* **Stored data entries**
*****

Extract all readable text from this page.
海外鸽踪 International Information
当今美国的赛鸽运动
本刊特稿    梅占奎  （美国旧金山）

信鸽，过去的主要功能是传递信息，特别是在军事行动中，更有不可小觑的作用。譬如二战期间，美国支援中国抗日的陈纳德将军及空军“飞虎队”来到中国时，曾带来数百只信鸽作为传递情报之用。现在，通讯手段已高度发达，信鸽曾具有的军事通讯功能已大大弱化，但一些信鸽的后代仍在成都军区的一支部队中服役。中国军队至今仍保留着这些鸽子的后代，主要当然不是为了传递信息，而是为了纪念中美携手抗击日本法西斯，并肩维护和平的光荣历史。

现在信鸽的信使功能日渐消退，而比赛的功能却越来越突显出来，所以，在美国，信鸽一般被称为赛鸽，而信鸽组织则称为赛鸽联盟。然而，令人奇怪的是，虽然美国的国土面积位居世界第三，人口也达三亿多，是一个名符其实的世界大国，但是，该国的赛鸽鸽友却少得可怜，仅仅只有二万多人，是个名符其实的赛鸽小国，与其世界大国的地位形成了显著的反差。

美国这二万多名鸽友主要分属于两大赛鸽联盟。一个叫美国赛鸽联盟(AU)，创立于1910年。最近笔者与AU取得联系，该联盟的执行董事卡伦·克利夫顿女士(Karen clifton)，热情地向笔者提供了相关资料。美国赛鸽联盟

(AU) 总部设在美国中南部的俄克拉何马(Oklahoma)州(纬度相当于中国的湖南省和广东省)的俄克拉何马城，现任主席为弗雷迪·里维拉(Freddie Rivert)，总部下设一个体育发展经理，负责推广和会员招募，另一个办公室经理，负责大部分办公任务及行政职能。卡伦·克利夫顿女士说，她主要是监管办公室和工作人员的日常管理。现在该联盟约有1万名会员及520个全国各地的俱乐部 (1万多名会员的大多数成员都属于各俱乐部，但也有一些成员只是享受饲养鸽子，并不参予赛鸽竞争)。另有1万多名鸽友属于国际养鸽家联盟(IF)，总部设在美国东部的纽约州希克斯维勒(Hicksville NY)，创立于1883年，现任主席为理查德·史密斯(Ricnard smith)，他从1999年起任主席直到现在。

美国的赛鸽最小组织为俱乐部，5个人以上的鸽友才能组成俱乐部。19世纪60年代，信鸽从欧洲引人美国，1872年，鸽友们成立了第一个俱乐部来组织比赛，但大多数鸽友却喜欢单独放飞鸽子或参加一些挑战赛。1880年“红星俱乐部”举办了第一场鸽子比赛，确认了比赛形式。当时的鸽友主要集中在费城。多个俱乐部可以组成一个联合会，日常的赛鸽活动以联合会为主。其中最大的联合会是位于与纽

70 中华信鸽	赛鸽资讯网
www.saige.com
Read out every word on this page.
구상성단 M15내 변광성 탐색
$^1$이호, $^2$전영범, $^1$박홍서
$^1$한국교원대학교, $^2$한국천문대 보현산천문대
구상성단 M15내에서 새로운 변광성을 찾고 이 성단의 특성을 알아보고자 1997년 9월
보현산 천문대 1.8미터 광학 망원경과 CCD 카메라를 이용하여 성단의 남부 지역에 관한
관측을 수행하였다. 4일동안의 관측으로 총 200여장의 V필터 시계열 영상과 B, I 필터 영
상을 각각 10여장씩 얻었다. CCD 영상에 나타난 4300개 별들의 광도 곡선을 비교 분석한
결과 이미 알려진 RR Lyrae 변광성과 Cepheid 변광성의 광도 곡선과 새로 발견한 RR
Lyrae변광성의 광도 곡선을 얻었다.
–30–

*****

* **Exercise objective**
List the lines of the records where "this" occurs.

* **Finished answer**
Extract all readable text from this page.
Read out every word on this page.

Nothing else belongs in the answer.